Aim of the task:
Transcribe all of the records precisely as they are presented.

►

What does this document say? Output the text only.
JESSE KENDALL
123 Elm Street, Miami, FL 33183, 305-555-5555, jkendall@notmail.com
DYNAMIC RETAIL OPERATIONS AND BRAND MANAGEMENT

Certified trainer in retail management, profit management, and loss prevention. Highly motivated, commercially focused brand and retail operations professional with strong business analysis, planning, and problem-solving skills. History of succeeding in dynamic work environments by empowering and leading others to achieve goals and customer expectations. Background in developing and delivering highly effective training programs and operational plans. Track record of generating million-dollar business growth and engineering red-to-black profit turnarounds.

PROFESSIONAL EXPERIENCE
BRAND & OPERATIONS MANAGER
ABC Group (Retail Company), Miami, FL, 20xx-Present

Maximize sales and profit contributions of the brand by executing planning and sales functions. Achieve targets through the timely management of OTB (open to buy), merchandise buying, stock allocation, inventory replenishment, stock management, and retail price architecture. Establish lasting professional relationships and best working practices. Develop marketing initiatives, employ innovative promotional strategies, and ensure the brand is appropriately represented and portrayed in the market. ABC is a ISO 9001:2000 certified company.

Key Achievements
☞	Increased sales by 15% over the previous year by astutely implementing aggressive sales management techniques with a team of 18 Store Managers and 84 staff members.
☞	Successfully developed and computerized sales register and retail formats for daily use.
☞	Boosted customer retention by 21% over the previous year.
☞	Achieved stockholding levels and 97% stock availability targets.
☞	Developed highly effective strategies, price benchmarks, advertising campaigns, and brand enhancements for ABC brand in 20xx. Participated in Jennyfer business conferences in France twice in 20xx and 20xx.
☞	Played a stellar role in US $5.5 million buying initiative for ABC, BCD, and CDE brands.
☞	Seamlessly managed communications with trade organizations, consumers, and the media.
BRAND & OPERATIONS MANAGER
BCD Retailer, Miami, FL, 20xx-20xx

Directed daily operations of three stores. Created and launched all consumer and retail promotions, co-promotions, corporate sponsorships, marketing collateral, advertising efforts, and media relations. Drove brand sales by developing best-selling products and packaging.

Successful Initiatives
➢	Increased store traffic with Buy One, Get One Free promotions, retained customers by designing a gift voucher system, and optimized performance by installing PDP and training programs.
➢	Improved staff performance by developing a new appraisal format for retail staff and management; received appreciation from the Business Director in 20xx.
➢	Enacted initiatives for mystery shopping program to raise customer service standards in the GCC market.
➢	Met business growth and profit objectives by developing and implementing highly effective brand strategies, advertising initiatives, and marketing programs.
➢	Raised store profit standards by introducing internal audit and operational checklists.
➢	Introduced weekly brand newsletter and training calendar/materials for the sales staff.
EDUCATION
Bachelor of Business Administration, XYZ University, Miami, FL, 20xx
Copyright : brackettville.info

◄

Final answer:
What does this document say? Output the text only.
JESSE KENDALL
123 Elm Street, Miami, FL 33183, 305-555-5555, jkendall@notmail.com
DYNAMIC RETAIL OPERATIONS AND BRAND MANAGEMENT

Certified trainer in retail management, profit management, and loss prevention. Highly motivated, commercially focused brand and retail operations professional with strong business analysis, planning, and problem-solving skills. History of succeeding in dynamic work environments by empowering and leading others to achieve goals and customer expectations. Background in developing and delivering highly effective training programs and operational plans. Track record of generating million-dollar business growth and engineering red-to-black profit turnarounds.

PROFESSIONAL EXPERIENCE
BRAND & OPERATIONS MANAGER
ABC Group (Retail Company), Miami, FL, 20xx-Present

Maximize sales and profit contributions of the brand by executing planning and sales functions. Achieve targets through the timely management of OTB (open to buy), merchandise buying, stock allocation, inventory replenishment, stock management, and retail price architecture. Establish lasting professional relationships and best working practices. Develop marketing initiatives, employ innovative promotional strategies, and ensure the brand is appropriately represented and portrayed in the market. ABC is a ISO 9001:2000 certified company.

Key Achievements
☞	Increased sales by 15% over the previous year by astutely implementing aggressive sales management techniques with a team of 18 Store Managers and 84 staff members.
☞	Successfully developed and computerized sales register and retail formats for daily use.
☞	Boosted customer retention by 21% over the previous year.
☞	Achieved stockholding levels and 97% stock availability targets.
☞	Developed highly effective strategies, price benchmarks, advertising campaigns, and brand enhancements for ABC brand in 20xx. Participated in Jennyfer business conferences in France twice in 20xx and 20xx.
☞	Played a stellar role in US $5.5 million buying initiative for ABC, BCD, and CDE brands.
☞	Seamlessly managed communications with trade organizations, consumers, and the media.
BRAND & OPERATIONS MANAGER
BCD Retailer, Miami, FL, 20xx-20xx

Directed daily operations of three stores. Created and launched all consumer and retail promotions, co-promotions, corporate sponsorships, marketing collateral, advertising efforts, and media relations. Drove brand sales by developing best-selling products and packaging.

Successful Initiatives
➢	Increased store traffic with Buy One, Get One Free promotions, retained customers by designing a gift voucher system, and optimized performance by installing PDP and training programs.
➢	Improved staff performance by developing a new appraisal format for retail staff and management; received appreciation from the Business Director in 20xx.
➢	Enacted initiatives for mystery shopping program to raise customer service standards in the GCC market.
➢	Met business growth and profit objectives by developing and implementing highly effective brand strategies, advertising initiatives, and marketing programs.
➢	Raised store profit standards by introducing internal audit and operational checklists.
➢	Introduced weekly brand newsletter and training calendar/materials for the sales staff.
EDUCATION
Bachelor of Business Administration, XYZ University, Miami, FL, 20xx
Copyright : brackettville.info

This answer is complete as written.